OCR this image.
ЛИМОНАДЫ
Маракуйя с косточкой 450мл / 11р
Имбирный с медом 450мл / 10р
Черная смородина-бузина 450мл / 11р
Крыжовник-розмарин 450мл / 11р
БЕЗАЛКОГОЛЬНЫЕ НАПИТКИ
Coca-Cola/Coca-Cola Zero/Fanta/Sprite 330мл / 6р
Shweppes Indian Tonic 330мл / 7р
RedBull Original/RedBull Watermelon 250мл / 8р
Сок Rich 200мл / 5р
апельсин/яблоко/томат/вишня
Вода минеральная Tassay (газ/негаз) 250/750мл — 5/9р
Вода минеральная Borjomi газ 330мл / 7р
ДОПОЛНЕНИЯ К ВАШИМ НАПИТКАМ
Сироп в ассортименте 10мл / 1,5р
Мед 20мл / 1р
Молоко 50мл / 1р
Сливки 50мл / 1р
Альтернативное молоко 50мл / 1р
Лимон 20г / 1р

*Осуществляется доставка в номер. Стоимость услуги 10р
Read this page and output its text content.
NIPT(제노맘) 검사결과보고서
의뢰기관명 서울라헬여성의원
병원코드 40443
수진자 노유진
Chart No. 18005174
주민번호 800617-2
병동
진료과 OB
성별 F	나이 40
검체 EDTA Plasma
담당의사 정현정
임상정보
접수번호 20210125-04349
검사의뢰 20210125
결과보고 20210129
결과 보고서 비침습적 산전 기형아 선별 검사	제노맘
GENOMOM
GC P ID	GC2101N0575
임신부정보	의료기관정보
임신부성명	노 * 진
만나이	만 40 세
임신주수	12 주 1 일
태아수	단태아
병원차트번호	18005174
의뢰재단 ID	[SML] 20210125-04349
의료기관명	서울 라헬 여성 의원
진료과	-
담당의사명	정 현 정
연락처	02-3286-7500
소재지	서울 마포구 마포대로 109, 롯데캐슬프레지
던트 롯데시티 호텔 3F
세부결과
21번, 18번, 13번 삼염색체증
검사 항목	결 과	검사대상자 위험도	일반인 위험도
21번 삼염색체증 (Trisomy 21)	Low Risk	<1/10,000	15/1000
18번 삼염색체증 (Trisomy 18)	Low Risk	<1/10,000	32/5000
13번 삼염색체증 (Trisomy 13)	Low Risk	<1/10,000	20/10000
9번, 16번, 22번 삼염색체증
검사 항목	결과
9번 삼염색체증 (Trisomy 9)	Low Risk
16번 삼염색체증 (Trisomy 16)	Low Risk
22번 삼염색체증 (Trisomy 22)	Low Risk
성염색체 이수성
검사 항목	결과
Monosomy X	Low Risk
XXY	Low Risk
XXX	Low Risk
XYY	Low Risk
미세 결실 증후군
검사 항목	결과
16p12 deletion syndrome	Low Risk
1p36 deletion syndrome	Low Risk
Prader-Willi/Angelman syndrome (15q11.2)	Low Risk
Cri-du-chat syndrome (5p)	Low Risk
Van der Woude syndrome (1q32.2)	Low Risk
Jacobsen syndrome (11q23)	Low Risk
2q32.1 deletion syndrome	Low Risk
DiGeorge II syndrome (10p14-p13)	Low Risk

┄┄┄┄┄┄┄┄┄┄

YOUR OBJECTIVE: If a line of the data above holds the string "deletion", count it, then state only the total.

ANSWER TO THIS EXERCISE: 3